### Task instructions:
Copy out every line containing the word "across".

Stored items:
'''
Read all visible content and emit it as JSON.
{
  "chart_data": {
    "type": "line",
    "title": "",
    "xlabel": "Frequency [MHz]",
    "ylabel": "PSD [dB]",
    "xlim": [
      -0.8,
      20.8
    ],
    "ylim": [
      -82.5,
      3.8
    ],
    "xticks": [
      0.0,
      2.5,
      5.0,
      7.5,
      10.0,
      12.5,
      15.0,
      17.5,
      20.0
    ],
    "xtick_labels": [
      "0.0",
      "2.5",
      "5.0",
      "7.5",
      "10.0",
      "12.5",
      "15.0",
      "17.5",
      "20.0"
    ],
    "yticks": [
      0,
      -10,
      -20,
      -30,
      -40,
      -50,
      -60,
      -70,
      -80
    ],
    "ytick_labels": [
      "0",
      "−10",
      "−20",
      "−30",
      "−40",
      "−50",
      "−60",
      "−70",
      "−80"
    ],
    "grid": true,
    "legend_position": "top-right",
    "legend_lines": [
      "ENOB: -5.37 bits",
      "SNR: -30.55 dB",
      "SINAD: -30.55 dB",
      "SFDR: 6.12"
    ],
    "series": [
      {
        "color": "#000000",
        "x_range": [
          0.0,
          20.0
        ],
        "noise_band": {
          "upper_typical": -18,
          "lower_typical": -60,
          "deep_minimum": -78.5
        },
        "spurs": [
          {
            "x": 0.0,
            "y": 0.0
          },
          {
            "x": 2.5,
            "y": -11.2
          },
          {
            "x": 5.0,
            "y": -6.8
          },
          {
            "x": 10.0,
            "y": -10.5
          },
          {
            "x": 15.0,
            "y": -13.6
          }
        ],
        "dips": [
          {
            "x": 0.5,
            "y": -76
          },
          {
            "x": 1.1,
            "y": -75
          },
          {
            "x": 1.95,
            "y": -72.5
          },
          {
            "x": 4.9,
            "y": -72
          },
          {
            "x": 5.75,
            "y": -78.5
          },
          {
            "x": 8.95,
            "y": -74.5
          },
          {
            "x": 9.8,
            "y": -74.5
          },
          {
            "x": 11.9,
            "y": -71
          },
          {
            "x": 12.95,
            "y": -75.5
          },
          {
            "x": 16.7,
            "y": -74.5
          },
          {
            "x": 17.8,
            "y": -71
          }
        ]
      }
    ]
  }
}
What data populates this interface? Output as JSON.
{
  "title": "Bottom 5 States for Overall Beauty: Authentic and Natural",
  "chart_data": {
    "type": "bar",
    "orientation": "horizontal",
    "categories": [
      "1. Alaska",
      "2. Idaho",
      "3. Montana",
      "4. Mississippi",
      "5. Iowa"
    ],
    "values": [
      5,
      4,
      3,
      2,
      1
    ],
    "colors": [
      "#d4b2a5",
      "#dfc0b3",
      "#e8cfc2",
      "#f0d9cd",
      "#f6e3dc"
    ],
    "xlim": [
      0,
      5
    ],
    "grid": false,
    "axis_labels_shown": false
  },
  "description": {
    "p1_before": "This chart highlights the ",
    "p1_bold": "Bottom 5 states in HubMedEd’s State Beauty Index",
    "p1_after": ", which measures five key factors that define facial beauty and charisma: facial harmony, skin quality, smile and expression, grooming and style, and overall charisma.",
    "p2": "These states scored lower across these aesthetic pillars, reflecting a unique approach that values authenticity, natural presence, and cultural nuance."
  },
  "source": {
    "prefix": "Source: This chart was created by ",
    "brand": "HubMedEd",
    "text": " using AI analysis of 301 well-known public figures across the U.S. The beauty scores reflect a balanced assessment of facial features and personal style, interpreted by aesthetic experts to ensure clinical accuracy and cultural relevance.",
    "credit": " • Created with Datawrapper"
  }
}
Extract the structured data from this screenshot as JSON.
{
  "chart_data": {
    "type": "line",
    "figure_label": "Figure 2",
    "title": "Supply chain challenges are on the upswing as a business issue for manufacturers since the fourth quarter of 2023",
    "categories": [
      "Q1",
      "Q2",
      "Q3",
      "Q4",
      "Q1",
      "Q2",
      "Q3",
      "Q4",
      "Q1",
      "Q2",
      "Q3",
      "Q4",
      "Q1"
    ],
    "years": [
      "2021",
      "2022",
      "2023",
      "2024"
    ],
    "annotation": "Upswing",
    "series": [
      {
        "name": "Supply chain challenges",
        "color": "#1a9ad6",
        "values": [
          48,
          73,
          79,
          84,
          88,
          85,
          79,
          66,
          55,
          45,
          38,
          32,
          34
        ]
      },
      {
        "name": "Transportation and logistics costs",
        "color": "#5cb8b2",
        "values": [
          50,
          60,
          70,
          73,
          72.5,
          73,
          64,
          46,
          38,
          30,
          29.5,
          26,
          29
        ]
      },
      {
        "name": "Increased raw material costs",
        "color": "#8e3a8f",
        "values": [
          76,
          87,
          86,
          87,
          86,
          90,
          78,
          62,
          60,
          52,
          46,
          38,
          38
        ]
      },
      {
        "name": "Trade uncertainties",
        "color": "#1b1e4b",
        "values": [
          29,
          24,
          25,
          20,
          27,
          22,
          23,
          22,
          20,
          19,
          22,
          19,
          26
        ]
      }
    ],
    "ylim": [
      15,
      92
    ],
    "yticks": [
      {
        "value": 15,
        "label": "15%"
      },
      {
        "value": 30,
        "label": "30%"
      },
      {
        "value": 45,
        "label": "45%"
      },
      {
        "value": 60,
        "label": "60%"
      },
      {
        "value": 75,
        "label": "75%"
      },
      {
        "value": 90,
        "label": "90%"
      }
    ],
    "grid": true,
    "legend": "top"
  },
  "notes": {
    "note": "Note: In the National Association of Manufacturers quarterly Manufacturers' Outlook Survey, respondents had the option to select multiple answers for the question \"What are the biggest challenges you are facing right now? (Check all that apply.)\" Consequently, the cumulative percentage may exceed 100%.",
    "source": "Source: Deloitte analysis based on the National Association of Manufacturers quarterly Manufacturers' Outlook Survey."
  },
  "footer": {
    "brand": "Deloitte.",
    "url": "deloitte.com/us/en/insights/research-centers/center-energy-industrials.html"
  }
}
'''
### Reply:
    "p2": "These states scored lower across these aesthetic pillars, reflecting a unique approach that values authenticity, natural presence, and cultural nuance."
    "text": " using AI analysis of 301 well-known public figures across the U.S. The beauty scores reflect a balanced assessment of facial features and personal style, interpreted by aesthetic experts to ensure clinical accuracy and cultural relevance.",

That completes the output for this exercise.